▶ **Collected data**:
○ ○ ○

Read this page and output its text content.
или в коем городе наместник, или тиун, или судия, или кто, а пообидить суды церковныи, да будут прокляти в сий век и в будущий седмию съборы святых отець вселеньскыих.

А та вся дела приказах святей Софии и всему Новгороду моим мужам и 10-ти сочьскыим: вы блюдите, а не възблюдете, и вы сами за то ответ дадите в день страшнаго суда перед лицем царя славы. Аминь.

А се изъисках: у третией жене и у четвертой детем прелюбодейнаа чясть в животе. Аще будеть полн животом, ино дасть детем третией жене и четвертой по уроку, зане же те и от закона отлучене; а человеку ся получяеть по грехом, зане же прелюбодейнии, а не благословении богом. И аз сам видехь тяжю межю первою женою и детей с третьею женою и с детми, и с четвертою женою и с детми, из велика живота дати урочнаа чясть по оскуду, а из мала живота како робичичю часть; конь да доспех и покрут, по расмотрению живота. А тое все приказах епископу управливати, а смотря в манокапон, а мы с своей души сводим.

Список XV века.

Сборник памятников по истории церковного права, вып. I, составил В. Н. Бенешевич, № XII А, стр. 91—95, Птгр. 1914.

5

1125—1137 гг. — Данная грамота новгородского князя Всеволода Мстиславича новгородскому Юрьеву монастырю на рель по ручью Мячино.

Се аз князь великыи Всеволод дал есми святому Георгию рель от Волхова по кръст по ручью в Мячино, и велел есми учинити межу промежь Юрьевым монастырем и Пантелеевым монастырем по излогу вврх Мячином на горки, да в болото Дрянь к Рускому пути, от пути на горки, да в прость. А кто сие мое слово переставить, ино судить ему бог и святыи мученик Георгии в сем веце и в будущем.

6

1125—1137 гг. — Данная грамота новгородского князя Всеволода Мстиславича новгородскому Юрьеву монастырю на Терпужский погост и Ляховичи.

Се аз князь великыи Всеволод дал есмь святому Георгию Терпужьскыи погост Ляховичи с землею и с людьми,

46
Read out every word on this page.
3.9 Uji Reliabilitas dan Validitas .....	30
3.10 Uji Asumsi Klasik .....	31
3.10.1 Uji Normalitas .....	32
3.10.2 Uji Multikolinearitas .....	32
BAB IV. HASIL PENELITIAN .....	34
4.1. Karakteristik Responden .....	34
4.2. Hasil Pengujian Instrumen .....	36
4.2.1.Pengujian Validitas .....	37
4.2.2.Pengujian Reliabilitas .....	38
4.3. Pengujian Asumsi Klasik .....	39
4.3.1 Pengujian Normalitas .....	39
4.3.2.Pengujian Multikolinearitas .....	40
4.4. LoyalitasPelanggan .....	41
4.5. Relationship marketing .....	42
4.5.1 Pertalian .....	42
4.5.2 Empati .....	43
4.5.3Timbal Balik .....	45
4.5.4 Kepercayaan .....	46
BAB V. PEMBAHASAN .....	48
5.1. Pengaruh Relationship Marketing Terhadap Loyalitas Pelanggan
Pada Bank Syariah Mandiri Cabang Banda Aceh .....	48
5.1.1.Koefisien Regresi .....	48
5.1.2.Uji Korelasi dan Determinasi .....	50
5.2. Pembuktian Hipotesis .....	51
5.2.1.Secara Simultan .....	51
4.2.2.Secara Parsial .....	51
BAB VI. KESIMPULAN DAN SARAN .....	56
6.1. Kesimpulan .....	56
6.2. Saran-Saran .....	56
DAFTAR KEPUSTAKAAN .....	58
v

○ ○ ○

▶ **TASK STATEMENT**:
Where a line in the material above holds "Validitas", copy that line.

▶ **SOLUTION FOR THIS EXERCISE**:
3.9 Uji Reliabilitas dan Validitas .....	30
4.2.1.Pengujian Validitas .....	37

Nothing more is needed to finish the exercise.